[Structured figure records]
——————————
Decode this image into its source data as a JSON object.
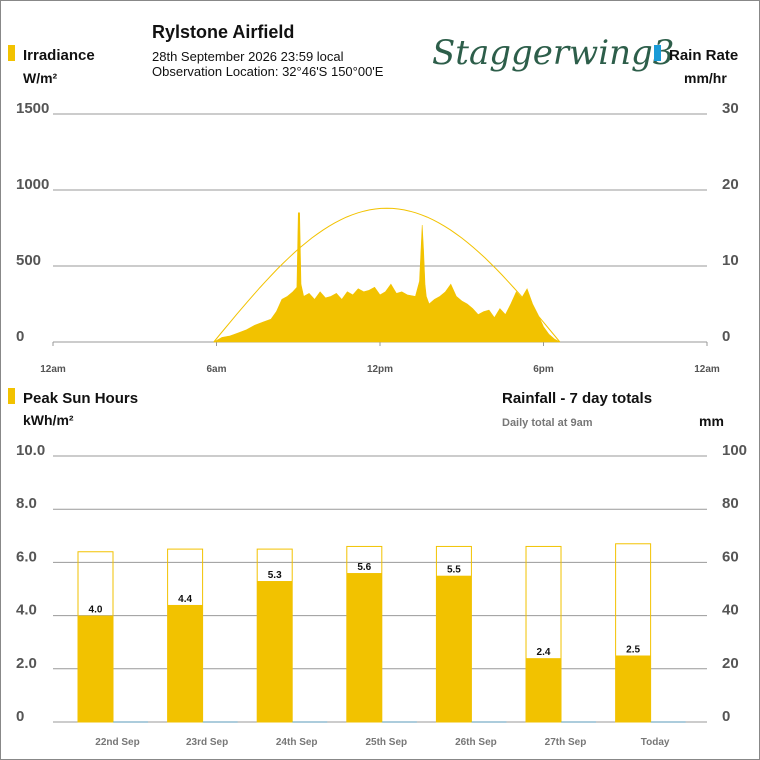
{
  "header": {
    "station_name": "Rylstone Airfield",
    "datetime": "28th September 2026  23:59 local",
    "location": "Observation Location:  32°46'S 150°00'E",
    "logo_text": "Staggerwing3"
  },
  "colors": {
    "irradiance": "#F2C200",
    "rain": "#1A9BD7",
    "grid": "#999999",
    "clear_sky_curve": "#F2C200",
    "axis_text": "#555555"
  },
  "chart_data": [
    {
      "type": "area",
      "legend_left": "Irradiance",
      "unit_left": "W/m²",
      "legend_right": "Rain Rate",
      "unit_right": "mm/hr",
      "ylim_left": [
        0,
        1500
      ],
      "ylim_right": [
        0,
        30
      ],
      "yticks_left": [
        "0",
        "500",
        "1000",
        "1500"
      ],
      "yticks_right": [
        "0",
        "10",
        "20",
        "30"
      ],
      "xlim_hours": [
        0,
        24
      ],
      "xticks": [
        {
          "h": 0,
          "label": "12am"
        },
        {
          "h": 6,
          "label": "6am"
        },
        {
          "h": 12,
          "label": "12pm"
        },
        {
          "h": 18,
          "label": "6pm"
        },
        {
          "h": 24,
          "label": "12am"
        }
      ],
      "clear_sky_curve": {
        "start_h": 5.9,
        "end_h": 18.6,
        "peak": 880
      },
      "irradiance_series": {
        "x_hours": [
          5.9,
          6.2,
          6.5,
          6.8,
          7.1,
          7.4,
          7.7,
          8.0,
          8.2,
          8.4,
          8.6,
          8.8,
          8.95,
          9.0,
          9.05,
          9.1,
          9.2,
          9.4,
          9.6,
          9.8,
          10.0,
          10.2,
          10.4,
          10.6,
          10.8,
          11.0,
          11.2,
          11.4,
          11.6,
          11.8,
          12.0,
          12.2,
          12.4,
          12.6,
          12.8,
          13.0,
          13.3,
          13.45,
          13.55,
          13.6,
          13.65,
          13.7,
          13.8,
          14.0,
          14.2,
          14.4,
          14.6,
          14.8,
          15.0,
          15.2,
          15.4,
          15.6,
          15.8,
          16.0,
          16.2,
          16.4,
          16.6,
          16.8,
          17.0,
          17.2,
          17.4,
          17.6,
          17.8,
          18.0,
          18.2,
          18.4,
          18.6
        ],
        "values": [
          0,
          30,
          40,
          60,
          80,
          110,
          130,
          150,
          200,
          280,
          300,
          330,
          360,
          850,
          850,
          380,
          300,
          320,
          280,
          330,
          290,
          300,
          320,
          280,
          330,
          310,
          350,
          330,
          340,
          360,
          310,
          330,
          380,
          320,
          330,
          310,
          300,
          400,
          770,
          600,
          380,
          300,
          250,
          280,
          300,
          330,
          380,
          300,
          270,
          250,
          220,
          180,
          200,
          210,
          160,
          220,
          180,
          250,
          330,
          290,
          350,
          250,
          180,
          100,
          50,
          20,
          0
        ]
      }
    },
    {
      "type": "bar",
      "legend_left": "Peak Sun Hours",
      "unit_left": "kWh/m²",
      "title_right": "Rainfall - 7 day totals",
      "subtitle_right": "Daily total at 9am",
      "unit_right": "mm",
      "ylim_left": [
        0,
        10
      ],
      "ylim_right": [
        0,
        100
      ],
      "yticks_left": [
        "0",
        "2.0",
        "4.0",
        "6.0",
        "8.0",
        "10.0"
      ],
      "yticks_right": [
        "0",
        "20",
        "40",
        "60",
        "80",
        "100"
      ],
      "categories": [
        "22nd Sep",
        "23rd Sep",
        "24th Sep",
        "25th Sep",
        "26th Sep",
        "27th Sep",
        "Today"
      ],
      "series": [
        {
          "values": [
            4.0,
            4.4,
            5.3,
            5.6,
            5.5,
            2.4,
            2.5
          ],
          "labels": [
            "4.0",
            "4.4",
            "5.3",
            "5.6",
            "5.5",
            "2.4",
            "2.5"
          ]
        },
        {
          "values": [
            6.4,
            6.5,
            6.5,
            6.6,
            6.6,
            6.6,
            6.7
          ]
        },
        {
          "values": [
            0,
            0,
            0,
            0,
            0,
            0,
            0
          ]
        }
      ]
    }
  ]
}
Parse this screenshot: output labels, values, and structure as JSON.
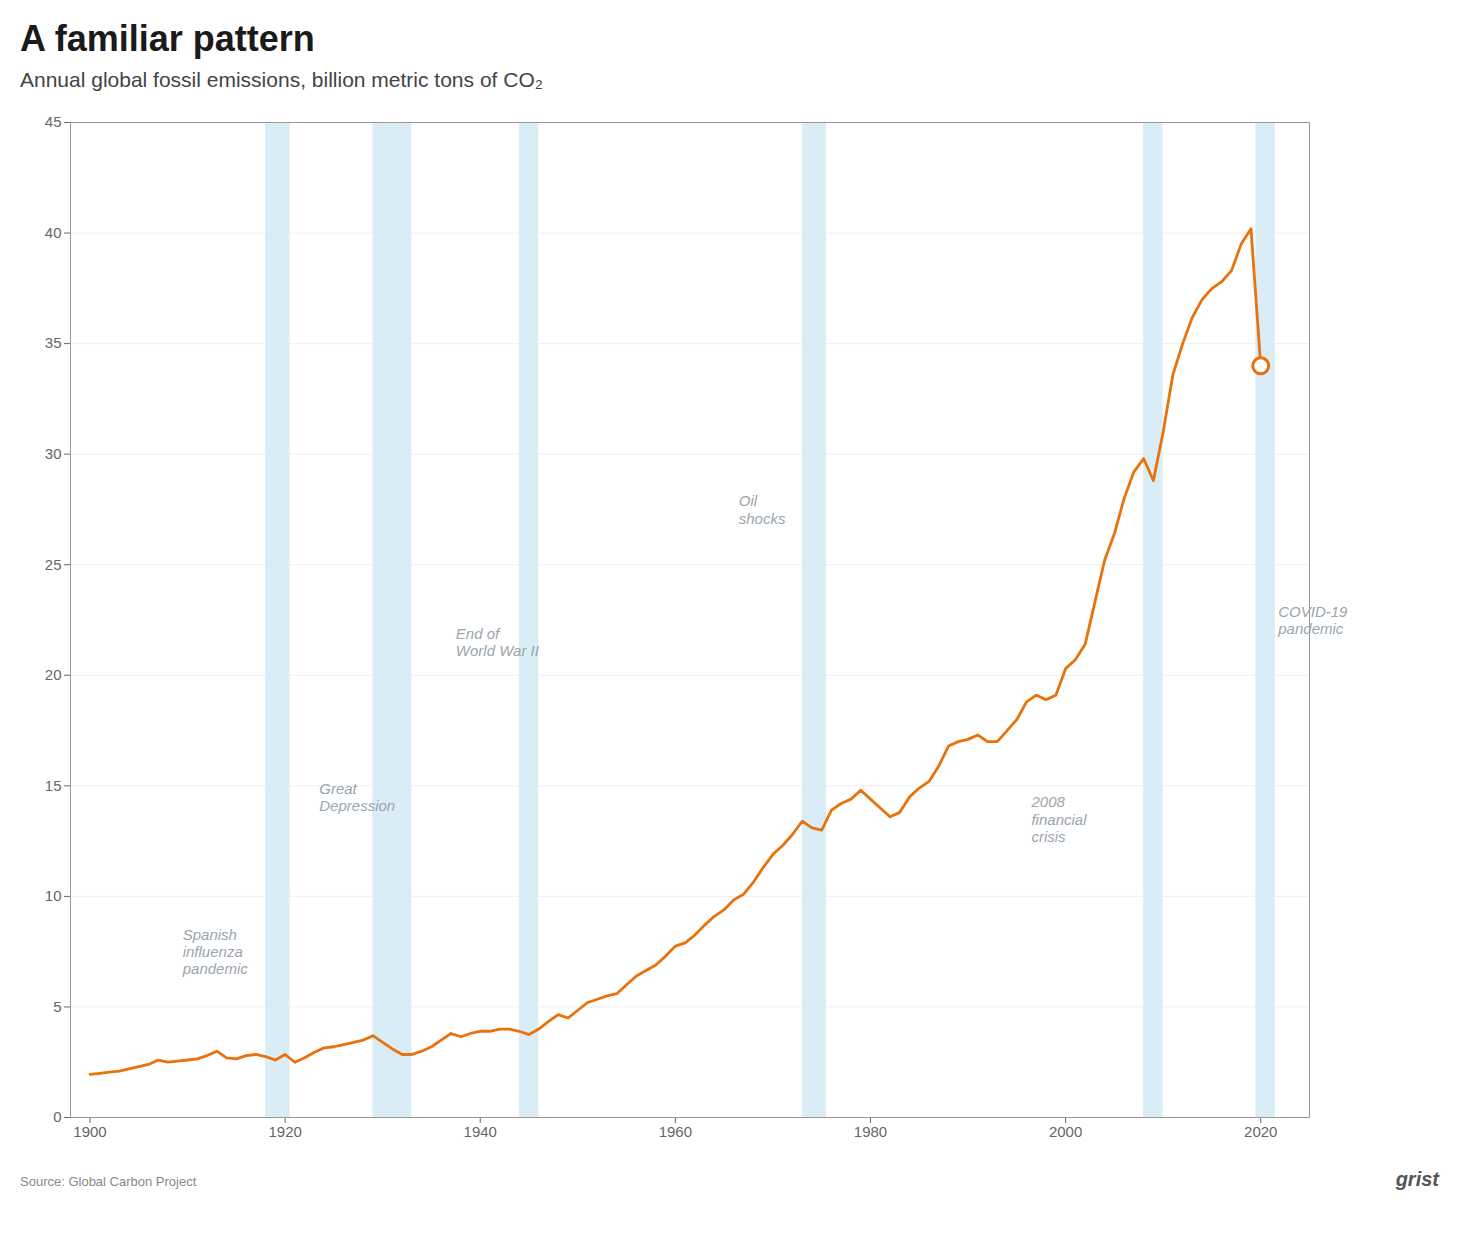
{
  "chart_data": {
    "type": "line",
    "title": "A familiar pattern",
    "subtitle": "Annual global fossil emissions, billion metric tons of CO₂",
    "source": "Source: Global Carbon Project",
    "logo": "grist",
    "color": "#E8720C",
    "x": [
      1900,
      1901,
      1902,
      1903,
      1904,
      1905,
      1906,
      1907,
      1908,
      1909,
      1910,
      1911,
      1912,
      1913,
      1914,
      1915,
      1916,
      1917,
      1918,
      1919,
      1920,
      1921,
      1922,
      1923,
      1924,
      1925,
      1926,
      1927,
      1928,
      1929,
      1930,
      1931,
      1932,
      1933,
      1934,
      1935,
      1936,
      1937,
      1938,
      1939,
      1940,
      1941,
      1942,
      1943,
      1944,
      1945,
      1946,
      1947,
      1948,
      1949,
      1950,
      1951,
      1952,
      1953,
      1954,
      1955,
      1956,
      1957,
      1958,
      1959,
      1960,
      1961,
      1962,
      1963,
      1964,
      1965,
      1966,
      1967,
      1968,
      1969,
      1970,
      1971,
      1972,
      1973,
      1974,
      1975,
      1976,
      1977,
      1978,
      1979,
      1980,
      1981,
      1982,
      1983,
      1984,
      1985,
      1986,
      1987,
      1988,
      1989,
      1990,
      1991,
      1992,
      1993,
      1994,
      1995,
      1996,
      1997,
      1998,
      1999,
      2000,
      2001,
      2002,
      2003,
      2004,
      2005,
      2006,
      2007,
      2008,
      2009,
      2010,
      2011,
      2012,
      2013,
      2014,
      2015,
      2016,
      2017,
      2018,
      2019,
      2020
    ],
    "values": [
      1.95,
      2.0,
      2.05,
      2.1,
      2.2,
      2.3,
      2.4,
      2.6,
      2.5,
      2.55,
      2.6,
      2.65,
      2.8,
      3.0,
      2.7,
      2.65,
      2.8,
      2.85,
      2.75,
      2.6,
      2.85,
      2.5,
      2.7,
      2.95,
      3.15,
      3.2,
      3.3,
      3.4,
      3.5,
      3.7,
      3.4,
      3.1,
      2.85,
      2.85,
      3.0,
      3.2,
      3.5,
      3.8,
      3.65,
      3.8,
      3.9,
      3.9,
      4.0,
      4.0,
      3.9,
      3.75,
      4.0,
      4.35,
      4.65,
      4.5,
      4.85,
      5.2,
      5.35,
      5.5,
      5.6,
      6.0,
      6.4,
      6.65,
      6.9,
      7.3,
      7.75,
      7.9,
      8.25,
      8.7,
      9.1,
      9.4,
      9.85,
      10.1,
      10.65,
      11.3,
      11.9,
      12.3,
      12.8,
      13.4,
      13.1,
      13.0,
      13.9,
      14.2,
      14.4,
      14.8,
      14.4,
      14.0,
      13.6,
      13.8,
      14.5,
      14.9,
      15.2,
      15.9,
      16.8,
      17.0,
      17.1,
      17.3,
      17.0,
      17.0,
      17.5,
      18.0,
      18.8,
      19.1,
      18.9,
      19.1,
      20.3,
      20.7,
      21.4,
      23.3,
      25.2,
      26.4,
      28.0,
      29.2,
      29.8,
      28.8,
      31.0,
      33.6,
      35.0,
      36.2,
      37.0,
      37.5,
      37.8,
      38.3,
      39.5,
      40.2,
      34.0
    ],
    "endpoint": {
      "x": 2020,
      "y": 34.0
    },
    "shading": {
      "color": "#DAEDF7",
      "regions": [
        {
          "xmin": 1918,
          "xmax": 1920.5
        },
        {
          "xmin": 1929,
          "xmax": 1933
        },
        {
          "xmin": 1944,
          "xmax": 1946
        },
        {
          "xmin": 1973,
          "xmax": 1975.5
        },
        {
          "xmin": 2008,
          "xmax": 2010
        },
        {
          "xmin": 2019.5,
          "xmax": 2021.5
        }
      ]
    },
    "annotations": [
      {
        "text": "Spanish\ninfluenza\npandemic",
        "x": 1909.5,
        "y": 7.5,
        "color": "#9AA5AE"
      },
      {
        "text": "Great\nDepression",
        "x": 1923.5,
        "y": 14.5,
        "color": "#9AA5AE"
      },
      {
        "text": "End of\nWorld War II",
        "x": 1937.5,
        "y": 21.5,
        "color": "#9AA5AE"
      },
      {
        "text": "Oil\nshocks",
        "x": 1966.5,
        "y": 27.5,
        "color": "#9AA5AE"
      },
      {
        "text": "2008\nfinancial\ncrisis",
        "x": 1996.5,
        "y": 13.5,
        "color": "#9AA5AE"
      },
      {
        "text": "COVID-19\npandemic",
        "x": 2021.8,
        "y": 22.5,
        "color": "#9AA5AE"
      }
    ],
    "xlim": [
      1898,
      2025
    ],
    "ylim": [
      0,
      45
    ],
    "xticks": [
      1900,
      1920,
      1940,
      1960,
      1980,
      2000,
      2020
    ],
    "yticks": [
      0,
      5,
      10,
      15,
      20,
      25,
      30,
      35,
      40,
      45
    ],
    "grid": true
  }
}
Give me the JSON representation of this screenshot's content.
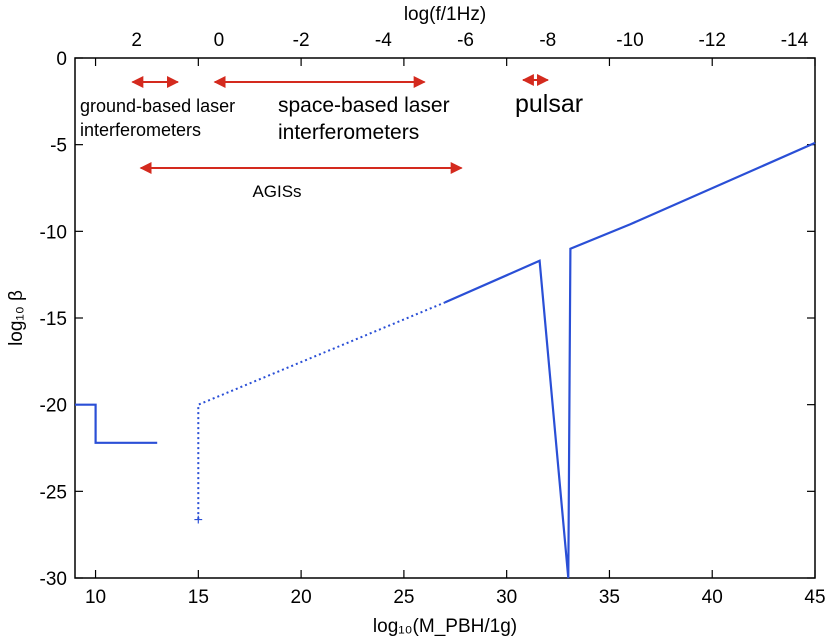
{
  "chart_data": {
    "type": "line",
    "xlabel": "log₁₀(M_PBH/1g)",
    "ylabel": "log₁₀ β",
    "top_xlabel": "log(f/1Hz)",
    "xlim": [
      9,
      45
    ],
    "ylim": [
      -30,
      0
    ],
    "x_ticks": [
      10,
      15,
      20,
      25,
      30,
      35,
      40,
      45
    ],
    "y_ticks": [
      0,
      -5,
      -10,
      -15,
      -20,
      -25,
      -30
    ],
    "top_ticks": [
      2,
      0,
      -2,
      -4,
      -6,
      -8,
      -10,
      -12,
      -14
    ],
    "top_tick_positions": [
      12.0,
      16.0,
      20.0,
      24.0,
      28.0,
      32.0,
      36.0,
      40.0,
      44.0
    ],
    "grid": false,
    "colors": {
      "curve": "#2a4fd6",
      "arrow": "#d42a1e"
    },
    "series": [
      {
        "style": "solid",
        "points": [
          [
            9,
            -20.0
          ],
          [
            10,
            -20.0
          ],
          [
            10,
            -22.2
          ],
          [
            13,
            -22.2
          ]
        ]
      },
      {
        "style": "dotted",
        "points": [
          [
            15,
            -26.6
          ],
          [
            15,
            -20.0
          ],
          [
            27,
            -14.1
          ]
        ]
      },
      {
        "style": "solid",
        "points": [
          [
            27,
            -14.1
          ],
          [
            31.6,
            -11.7
          ],
          [
            33,
            -30
          ],
          [
            33.1,
            -11.0
          ],
          [
            36,
            -9.6
          ],
          [
            45,
            -4.9
          ]
        ]
      }
    ],
    "markers": [
      {
        "x": 15,
        "y": -26.6,
        "symbol": "+"
      }
    ],
    "annotations": [
      {
        "lines": [
          "ground-based laser",
          "interferometers"
        ],
        "arrow_top": [
          2.1,
          1.0
        ],
        "size": "small"
      },
      {
        "lines": [
          "space-based laser",
          "interferometers"
        ],
        "arrow_top": [
          0.1,
          -5.0
        ],
        "size": "large"
      },
      {
        "lines": [
          "pulsar"
        ],
        "arrow_top": [
          -7.4,
          -8.0
        ],
        "size": "xlarge"
      },
      {
        "lines": [
          "AGISs"
        ],
        "arrow_top": [
          1.9,
          -5.9
        ],
        "size": "small"
      }
    ]
  }
}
——————————
From the listing above, collect every line that mentions the word "JSON".

— EXPECTED OUTPUT —
Decode this image into its source data as a JSON object.
Parse this screenshot: output labels, values, and structure as JSON.
Give me the JSON representation of this screenshot's content.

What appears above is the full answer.